Start of Extracted records

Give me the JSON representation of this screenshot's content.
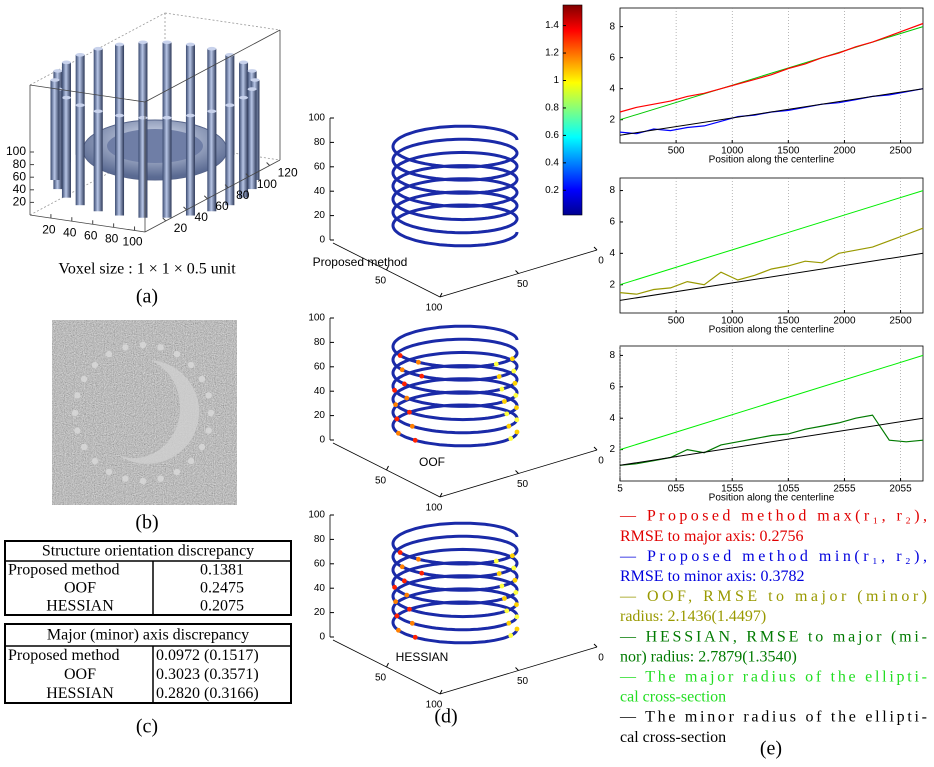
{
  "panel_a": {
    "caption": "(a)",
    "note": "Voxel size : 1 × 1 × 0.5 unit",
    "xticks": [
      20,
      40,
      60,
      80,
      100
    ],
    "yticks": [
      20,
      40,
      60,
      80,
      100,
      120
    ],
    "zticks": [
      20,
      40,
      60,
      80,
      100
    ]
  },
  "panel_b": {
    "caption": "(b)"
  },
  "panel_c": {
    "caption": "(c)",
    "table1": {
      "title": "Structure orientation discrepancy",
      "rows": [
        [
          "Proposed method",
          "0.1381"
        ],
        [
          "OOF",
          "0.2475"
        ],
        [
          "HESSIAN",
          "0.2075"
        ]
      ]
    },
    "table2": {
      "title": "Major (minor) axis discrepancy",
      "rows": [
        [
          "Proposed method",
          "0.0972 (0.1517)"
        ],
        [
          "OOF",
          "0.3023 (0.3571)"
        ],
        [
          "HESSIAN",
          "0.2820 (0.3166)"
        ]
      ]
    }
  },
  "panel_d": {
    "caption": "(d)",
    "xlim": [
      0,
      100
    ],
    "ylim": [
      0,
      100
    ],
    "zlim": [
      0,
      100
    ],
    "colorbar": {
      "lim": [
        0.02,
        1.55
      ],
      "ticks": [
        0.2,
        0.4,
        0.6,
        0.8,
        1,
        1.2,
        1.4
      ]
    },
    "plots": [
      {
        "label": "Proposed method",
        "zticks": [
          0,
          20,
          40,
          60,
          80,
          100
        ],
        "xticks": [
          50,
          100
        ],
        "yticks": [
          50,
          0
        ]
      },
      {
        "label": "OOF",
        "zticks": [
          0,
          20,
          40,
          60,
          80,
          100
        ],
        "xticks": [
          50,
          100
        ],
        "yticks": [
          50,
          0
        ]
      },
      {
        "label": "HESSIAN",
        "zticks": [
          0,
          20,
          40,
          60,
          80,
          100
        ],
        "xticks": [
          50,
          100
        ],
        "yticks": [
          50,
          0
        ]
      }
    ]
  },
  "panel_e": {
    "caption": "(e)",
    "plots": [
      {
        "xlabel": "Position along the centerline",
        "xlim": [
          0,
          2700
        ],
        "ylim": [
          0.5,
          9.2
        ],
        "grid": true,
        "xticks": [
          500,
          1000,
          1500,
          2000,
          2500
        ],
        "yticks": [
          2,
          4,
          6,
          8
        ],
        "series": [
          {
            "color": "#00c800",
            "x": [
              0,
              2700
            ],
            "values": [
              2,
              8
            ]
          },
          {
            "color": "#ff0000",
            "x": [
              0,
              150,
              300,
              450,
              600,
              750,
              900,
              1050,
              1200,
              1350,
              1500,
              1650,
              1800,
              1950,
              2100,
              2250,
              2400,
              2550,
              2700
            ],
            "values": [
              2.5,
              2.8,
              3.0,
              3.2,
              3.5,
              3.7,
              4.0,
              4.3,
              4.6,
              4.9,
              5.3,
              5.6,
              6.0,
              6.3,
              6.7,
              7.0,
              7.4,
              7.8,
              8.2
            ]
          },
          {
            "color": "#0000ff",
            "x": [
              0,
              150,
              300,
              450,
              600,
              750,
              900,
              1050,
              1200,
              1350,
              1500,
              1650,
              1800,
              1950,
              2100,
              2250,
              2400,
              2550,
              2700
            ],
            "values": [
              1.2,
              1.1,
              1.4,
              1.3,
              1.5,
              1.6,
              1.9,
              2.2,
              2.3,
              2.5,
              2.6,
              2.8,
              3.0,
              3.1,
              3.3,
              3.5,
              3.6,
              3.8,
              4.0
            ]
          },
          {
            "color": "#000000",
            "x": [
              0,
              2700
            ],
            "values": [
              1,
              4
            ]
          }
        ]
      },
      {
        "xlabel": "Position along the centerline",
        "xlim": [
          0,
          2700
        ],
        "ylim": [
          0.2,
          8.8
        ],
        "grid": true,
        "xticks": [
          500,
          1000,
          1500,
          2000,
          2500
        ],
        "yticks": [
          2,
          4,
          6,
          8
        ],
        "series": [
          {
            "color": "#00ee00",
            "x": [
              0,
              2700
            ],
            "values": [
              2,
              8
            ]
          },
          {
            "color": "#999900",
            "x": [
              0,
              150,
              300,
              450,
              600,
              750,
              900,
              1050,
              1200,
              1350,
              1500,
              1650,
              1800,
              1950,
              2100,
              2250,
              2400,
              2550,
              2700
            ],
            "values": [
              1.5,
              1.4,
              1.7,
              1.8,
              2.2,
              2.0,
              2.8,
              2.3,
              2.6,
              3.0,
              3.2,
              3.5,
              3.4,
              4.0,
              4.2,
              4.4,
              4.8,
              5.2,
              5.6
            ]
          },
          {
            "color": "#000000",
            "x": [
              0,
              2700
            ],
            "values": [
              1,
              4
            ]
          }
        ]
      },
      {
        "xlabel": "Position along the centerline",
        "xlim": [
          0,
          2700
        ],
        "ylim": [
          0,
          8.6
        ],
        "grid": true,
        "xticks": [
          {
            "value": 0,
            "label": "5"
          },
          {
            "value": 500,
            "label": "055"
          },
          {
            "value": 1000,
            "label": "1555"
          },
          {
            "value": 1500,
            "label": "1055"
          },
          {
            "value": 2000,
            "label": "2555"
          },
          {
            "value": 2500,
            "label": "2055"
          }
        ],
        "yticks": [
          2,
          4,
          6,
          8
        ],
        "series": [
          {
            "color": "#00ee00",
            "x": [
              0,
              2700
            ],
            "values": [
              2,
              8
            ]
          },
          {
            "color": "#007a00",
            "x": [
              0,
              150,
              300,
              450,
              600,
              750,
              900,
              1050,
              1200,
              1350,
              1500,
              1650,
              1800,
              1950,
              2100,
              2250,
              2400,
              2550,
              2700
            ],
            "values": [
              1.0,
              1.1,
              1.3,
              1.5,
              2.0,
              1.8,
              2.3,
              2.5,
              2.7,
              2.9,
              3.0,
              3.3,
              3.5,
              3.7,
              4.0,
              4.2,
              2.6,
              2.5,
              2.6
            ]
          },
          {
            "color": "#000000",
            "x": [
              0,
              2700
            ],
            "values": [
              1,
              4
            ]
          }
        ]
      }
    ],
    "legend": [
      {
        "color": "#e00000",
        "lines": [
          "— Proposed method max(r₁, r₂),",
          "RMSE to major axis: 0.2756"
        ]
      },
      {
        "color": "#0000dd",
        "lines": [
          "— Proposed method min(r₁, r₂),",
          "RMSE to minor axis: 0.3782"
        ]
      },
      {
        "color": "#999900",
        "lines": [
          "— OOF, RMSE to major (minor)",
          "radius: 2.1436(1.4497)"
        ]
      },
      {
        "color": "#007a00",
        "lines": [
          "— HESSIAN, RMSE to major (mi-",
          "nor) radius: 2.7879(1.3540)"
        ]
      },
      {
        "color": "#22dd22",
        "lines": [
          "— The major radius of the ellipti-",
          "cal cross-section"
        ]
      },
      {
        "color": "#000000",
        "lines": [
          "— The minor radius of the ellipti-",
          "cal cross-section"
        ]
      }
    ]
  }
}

End of Extracted records
Start of Extracted records

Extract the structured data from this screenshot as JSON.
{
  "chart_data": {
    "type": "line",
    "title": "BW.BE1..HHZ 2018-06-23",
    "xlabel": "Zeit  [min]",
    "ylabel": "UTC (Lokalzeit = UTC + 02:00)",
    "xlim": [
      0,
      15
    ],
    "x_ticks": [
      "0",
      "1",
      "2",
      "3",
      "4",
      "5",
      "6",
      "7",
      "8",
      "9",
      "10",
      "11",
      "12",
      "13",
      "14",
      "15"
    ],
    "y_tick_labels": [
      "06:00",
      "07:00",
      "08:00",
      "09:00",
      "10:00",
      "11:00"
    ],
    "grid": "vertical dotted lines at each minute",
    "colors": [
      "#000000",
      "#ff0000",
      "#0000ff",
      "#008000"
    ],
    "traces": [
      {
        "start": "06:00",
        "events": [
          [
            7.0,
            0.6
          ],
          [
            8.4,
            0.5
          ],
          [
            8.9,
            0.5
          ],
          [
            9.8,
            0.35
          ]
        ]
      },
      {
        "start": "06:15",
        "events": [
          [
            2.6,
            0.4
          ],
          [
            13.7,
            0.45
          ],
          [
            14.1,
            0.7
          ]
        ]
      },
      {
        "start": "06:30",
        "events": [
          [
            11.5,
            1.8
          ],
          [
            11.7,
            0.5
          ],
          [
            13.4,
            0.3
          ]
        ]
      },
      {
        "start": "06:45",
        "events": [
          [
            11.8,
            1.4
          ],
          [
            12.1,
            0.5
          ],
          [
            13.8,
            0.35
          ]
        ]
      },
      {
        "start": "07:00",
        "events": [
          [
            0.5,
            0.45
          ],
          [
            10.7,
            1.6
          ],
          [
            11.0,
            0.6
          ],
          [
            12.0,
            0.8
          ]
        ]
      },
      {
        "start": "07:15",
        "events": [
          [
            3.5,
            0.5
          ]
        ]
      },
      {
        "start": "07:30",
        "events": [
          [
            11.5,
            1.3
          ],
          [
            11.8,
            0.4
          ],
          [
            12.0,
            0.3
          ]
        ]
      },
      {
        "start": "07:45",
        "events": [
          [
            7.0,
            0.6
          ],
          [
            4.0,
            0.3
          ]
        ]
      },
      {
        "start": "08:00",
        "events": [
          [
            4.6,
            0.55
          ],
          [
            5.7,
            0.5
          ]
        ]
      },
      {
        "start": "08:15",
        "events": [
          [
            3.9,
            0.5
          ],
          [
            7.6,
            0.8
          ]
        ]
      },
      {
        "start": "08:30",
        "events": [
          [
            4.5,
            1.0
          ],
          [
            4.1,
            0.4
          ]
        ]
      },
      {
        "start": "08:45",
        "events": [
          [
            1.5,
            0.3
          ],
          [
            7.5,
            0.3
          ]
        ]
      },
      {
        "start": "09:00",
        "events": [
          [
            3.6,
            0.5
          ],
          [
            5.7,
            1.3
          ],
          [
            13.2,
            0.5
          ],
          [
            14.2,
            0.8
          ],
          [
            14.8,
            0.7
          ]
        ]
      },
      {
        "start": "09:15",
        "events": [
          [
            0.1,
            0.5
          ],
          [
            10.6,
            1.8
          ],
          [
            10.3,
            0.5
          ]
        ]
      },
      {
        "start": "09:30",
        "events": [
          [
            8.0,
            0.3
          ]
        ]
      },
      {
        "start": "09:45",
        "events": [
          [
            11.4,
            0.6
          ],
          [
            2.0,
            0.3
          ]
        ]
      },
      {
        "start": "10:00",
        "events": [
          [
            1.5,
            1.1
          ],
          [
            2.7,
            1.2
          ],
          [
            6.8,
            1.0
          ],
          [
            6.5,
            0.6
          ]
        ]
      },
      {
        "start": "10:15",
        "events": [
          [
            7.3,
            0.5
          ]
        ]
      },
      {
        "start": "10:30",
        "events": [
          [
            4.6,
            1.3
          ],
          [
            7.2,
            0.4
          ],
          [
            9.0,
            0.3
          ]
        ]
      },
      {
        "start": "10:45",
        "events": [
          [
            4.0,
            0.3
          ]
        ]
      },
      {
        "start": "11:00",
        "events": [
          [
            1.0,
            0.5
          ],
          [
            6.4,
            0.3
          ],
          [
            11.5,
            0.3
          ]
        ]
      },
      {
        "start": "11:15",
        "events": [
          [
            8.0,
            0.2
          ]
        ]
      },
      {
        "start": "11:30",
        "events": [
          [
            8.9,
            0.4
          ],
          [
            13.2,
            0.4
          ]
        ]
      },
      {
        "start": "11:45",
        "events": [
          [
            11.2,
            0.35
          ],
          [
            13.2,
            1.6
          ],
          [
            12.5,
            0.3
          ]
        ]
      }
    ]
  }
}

End of Extracted records

Each line that holds the word "JSON" is to be copied.

Give me the JSON representation of this screenshot's content.
Extract the structured data from this screenshot as JSON.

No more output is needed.